● Assigned task:
Report only the number of lines in the records that contain the word "hijo".

-*-*-

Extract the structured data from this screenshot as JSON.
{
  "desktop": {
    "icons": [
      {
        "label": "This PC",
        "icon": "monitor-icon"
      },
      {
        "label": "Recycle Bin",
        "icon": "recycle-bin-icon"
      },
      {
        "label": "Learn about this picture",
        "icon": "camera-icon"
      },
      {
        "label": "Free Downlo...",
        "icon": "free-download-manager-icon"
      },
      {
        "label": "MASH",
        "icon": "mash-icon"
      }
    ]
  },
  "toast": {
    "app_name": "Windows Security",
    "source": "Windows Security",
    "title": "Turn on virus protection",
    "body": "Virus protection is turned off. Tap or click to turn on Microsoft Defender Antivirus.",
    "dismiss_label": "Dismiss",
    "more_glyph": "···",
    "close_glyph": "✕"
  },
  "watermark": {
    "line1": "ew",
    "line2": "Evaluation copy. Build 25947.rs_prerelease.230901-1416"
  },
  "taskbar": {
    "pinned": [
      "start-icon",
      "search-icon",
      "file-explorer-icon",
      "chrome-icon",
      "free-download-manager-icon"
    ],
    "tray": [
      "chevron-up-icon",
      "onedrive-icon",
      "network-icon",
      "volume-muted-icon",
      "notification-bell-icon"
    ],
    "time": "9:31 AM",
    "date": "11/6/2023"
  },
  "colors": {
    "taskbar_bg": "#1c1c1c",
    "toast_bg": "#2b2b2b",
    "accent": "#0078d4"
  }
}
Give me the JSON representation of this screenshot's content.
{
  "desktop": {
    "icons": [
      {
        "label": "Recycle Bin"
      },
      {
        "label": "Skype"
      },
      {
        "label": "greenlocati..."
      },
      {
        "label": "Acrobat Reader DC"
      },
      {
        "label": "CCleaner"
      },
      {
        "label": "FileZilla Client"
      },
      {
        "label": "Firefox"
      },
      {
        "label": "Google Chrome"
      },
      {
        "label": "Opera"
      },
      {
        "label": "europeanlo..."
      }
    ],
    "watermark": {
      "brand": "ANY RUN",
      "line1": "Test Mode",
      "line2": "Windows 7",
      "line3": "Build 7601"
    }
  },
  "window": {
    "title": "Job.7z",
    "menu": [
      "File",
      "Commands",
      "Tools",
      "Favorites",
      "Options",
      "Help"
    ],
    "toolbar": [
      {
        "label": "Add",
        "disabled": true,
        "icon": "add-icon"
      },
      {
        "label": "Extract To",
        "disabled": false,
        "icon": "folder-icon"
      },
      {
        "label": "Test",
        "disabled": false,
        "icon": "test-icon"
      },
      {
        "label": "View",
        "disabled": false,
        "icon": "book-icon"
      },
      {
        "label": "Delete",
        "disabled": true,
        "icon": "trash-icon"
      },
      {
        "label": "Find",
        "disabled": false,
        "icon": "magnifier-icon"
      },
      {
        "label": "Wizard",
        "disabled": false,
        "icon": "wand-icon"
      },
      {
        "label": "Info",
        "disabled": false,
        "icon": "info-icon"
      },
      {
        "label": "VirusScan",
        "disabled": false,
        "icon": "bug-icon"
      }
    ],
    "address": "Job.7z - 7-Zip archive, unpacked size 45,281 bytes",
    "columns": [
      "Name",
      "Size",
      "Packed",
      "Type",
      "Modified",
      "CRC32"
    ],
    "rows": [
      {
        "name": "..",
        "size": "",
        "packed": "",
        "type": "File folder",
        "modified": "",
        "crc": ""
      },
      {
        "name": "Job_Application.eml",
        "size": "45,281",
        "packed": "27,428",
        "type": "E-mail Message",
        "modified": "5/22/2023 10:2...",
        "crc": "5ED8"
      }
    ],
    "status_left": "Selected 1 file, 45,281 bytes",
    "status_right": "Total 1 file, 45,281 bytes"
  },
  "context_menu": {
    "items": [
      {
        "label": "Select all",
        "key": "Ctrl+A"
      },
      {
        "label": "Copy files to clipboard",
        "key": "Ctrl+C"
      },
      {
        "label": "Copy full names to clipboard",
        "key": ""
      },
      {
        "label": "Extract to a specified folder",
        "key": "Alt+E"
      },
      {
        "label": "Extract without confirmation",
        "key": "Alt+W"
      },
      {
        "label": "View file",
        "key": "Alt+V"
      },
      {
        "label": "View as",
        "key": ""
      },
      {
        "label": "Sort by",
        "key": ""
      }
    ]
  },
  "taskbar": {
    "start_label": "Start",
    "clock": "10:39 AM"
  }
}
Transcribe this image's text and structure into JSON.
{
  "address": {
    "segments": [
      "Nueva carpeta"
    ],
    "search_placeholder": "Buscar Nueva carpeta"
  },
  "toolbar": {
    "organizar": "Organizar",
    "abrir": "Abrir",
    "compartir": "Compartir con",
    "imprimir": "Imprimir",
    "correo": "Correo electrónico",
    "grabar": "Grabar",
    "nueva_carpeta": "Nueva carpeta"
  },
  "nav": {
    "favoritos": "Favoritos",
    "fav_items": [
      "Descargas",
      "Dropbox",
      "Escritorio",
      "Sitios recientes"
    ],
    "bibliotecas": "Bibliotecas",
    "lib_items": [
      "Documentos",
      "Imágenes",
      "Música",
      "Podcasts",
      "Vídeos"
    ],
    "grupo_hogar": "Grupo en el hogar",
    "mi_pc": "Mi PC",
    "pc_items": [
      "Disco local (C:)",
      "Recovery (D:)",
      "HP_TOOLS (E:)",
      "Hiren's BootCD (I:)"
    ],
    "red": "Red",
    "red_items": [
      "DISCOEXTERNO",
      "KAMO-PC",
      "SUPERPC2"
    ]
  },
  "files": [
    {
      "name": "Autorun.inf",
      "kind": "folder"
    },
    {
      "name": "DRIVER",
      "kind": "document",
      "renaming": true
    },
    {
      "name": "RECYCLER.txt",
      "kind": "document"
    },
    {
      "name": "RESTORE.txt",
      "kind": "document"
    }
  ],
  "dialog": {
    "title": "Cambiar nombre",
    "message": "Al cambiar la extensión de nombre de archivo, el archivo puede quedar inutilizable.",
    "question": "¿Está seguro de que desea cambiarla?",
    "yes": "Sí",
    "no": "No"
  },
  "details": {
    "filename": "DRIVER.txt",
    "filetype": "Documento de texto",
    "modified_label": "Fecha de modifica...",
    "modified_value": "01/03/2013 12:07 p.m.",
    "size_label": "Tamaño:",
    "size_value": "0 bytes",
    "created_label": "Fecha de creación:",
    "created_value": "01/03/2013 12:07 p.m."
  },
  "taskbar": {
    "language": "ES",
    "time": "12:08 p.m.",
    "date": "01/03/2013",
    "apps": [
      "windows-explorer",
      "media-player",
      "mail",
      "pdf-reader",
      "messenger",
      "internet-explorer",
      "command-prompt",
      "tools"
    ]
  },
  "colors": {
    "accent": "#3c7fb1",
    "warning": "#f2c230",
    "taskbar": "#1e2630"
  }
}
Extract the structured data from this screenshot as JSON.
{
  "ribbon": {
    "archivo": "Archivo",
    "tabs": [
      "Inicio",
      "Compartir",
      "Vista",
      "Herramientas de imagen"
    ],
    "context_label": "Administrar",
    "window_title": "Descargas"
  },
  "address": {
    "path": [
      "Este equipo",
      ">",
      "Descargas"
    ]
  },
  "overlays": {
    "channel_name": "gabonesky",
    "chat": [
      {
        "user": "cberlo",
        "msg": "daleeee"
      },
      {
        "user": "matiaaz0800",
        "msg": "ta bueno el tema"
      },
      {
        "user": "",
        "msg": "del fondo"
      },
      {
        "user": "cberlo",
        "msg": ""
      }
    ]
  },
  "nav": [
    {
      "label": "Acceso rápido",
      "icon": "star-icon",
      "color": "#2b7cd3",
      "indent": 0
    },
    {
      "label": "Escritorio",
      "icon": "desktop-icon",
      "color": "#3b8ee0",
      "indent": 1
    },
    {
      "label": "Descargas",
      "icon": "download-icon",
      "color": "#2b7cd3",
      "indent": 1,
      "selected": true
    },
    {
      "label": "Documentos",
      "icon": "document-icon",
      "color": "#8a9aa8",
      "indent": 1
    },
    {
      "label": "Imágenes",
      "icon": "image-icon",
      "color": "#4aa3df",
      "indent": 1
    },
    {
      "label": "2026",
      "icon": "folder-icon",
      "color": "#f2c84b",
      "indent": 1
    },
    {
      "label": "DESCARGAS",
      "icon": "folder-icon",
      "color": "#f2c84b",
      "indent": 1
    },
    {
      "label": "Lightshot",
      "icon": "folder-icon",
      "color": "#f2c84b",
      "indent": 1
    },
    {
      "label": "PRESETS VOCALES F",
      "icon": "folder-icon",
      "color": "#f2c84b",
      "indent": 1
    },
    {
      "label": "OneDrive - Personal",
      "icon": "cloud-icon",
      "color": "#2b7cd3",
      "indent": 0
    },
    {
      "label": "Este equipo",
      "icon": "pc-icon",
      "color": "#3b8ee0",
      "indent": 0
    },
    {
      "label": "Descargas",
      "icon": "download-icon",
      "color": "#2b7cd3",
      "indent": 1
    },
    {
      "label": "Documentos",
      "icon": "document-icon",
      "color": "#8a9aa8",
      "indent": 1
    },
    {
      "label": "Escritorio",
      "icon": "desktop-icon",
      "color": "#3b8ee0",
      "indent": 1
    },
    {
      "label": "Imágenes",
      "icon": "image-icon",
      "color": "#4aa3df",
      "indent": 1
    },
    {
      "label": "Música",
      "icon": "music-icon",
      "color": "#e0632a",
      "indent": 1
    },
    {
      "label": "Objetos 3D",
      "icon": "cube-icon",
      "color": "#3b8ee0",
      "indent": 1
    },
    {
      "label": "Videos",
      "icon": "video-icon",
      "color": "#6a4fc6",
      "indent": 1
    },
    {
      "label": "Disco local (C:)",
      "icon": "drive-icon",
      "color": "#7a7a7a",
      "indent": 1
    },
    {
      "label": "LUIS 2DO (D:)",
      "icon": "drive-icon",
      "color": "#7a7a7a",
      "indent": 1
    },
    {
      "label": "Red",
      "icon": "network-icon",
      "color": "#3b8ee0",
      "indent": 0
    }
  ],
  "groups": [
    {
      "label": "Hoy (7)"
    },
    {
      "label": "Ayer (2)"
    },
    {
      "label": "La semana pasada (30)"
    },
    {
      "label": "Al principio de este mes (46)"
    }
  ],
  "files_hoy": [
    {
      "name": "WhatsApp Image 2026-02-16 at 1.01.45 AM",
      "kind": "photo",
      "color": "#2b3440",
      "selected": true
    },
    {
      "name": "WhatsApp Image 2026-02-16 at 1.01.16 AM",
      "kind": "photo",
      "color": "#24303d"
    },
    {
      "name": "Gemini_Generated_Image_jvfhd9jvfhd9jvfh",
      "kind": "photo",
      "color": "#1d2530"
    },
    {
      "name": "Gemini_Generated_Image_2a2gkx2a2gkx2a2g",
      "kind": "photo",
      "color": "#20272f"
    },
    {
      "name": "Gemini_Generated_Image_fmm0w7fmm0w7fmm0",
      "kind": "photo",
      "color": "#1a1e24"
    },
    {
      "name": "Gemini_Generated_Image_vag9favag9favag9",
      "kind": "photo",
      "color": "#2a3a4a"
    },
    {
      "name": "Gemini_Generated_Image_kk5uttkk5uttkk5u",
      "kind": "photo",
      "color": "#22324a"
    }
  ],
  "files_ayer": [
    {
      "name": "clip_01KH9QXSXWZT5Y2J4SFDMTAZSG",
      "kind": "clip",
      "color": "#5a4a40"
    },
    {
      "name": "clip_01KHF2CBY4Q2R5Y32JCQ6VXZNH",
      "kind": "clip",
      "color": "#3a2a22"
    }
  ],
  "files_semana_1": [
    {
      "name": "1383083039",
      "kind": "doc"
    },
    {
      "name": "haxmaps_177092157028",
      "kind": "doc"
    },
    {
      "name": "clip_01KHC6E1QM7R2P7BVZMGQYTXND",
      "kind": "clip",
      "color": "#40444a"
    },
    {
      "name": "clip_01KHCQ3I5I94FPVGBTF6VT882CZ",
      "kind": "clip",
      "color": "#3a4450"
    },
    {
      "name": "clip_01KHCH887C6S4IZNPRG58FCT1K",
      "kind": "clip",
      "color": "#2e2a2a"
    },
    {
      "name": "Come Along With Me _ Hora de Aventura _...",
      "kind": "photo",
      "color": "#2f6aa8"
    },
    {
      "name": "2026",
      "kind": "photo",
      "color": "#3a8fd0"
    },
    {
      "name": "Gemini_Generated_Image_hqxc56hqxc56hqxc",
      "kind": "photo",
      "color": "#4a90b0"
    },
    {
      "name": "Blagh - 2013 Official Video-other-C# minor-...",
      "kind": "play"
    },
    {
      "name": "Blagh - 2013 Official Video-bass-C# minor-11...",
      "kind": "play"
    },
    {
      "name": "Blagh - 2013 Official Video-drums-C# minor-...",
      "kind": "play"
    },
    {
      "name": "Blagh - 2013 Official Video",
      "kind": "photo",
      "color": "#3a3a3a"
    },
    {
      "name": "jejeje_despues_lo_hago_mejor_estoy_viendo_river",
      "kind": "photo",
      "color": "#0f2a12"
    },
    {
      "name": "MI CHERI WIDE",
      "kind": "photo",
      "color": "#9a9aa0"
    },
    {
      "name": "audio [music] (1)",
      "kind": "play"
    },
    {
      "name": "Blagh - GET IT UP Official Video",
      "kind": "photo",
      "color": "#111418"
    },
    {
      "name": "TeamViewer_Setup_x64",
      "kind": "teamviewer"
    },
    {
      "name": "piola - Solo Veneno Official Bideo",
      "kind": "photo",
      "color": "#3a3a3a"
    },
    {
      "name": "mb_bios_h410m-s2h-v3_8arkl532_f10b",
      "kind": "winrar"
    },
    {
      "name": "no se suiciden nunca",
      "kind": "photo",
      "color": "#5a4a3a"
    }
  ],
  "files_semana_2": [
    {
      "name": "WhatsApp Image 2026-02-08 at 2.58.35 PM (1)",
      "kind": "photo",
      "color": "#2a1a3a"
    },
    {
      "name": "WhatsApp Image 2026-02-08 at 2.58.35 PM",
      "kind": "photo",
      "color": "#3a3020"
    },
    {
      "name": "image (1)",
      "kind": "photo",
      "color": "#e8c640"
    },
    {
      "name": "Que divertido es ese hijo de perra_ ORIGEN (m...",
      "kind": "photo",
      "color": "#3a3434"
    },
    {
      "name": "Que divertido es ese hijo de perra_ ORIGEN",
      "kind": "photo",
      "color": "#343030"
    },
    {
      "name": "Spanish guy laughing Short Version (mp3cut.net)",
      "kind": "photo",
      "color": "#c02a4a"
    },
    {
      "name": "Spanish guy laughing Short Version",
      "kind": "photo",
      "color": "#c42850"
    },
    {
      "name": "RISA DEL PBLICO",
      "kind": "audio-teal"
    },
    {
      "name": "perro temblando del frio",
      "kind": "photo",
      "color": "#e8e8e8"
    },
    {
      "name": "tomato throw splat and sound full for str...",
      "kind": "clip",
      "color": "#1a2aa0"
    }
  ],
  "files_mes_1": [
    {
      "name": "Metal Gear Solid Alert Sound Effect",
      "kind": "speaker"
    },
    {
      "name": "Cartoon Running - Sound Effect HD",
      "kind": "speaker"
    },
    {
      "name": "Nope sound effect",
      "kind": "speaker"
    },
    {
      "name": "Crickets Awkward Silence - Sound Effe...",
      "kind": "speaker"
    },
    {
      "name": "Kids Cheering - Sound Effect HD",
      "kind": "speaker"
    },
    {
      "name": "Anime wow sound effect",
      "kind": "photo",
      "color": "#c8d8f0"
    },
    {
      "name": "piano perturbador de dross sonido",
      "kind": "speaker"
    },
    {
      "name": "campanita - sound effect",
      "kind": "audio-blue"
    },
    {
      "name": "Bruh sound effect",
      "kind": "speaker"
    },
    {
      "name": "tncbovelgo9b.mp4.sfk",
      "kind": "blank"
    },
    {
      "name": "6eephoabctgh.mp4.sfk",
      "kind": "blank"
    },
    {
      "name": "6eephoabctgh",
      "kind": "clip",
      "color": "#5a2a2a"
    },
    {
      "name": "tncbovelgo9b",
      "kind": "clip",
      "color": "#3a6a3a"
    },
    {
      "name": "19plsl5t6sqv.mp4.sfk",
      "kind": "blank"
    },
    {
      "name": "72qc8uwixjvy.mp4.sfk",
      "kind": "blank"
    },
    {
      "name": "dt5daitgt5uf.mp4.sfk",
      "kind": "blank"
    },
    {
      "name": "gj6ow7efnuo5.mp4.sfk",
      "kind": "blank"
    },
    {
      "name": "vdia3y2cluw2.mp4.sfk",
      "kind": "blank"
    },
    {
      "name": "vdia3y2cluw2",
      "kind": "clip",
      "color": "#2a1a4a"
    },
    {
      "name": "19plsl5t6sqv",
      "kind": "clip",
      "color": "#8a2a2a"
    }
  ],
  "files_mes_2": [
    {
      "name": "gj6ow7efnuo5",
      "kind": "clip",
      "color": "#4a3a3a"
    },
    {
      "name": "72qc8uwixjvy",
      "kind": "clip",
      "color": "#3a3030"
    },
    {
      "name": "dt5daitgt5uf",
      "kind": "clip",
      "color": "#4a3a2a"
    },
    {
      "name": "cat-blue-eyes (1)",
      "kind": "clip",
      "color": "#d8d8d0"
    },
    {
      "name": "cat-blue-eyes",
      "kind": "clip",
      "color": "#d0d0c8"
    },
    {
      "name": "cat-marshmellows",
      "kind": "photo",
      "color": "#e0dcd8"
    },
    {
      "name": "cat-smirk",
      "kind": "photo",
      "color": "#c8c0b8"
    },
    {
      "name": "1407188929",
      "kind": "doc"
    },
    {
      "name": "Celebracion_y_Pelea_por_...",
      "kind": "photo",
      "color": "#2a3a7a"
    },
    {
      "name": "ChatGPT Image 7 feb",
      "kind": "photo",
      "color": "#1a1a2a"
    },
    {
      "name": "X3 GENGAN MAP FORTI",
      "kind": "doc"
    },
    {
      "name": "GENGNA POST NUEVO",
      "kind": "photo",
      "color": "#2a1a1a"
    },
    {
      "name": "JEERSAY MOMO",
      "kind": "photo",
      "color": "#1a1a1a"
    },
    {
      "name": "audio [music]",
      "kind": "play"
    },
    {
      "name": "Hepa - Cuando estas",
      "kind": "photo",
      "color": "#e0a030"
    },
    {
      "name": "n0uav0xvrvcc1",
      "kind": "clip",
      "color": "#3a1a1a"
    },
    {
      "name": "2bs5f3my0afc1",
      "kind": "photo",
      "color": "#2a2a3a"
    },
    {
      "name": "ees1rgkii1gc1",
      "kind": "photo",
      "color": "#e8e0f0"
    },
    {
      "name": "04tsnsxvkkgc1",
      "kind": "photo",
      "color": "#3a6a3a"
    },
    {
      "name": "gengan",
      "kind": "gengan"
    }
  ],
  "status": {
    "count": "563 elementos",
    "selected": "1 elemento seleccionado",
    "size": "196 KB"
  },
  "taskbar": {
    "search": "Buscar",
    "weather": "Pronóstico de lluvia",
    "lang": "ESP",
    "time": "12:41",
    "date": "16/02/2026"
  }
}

-*-*-

● Reply to the task:
2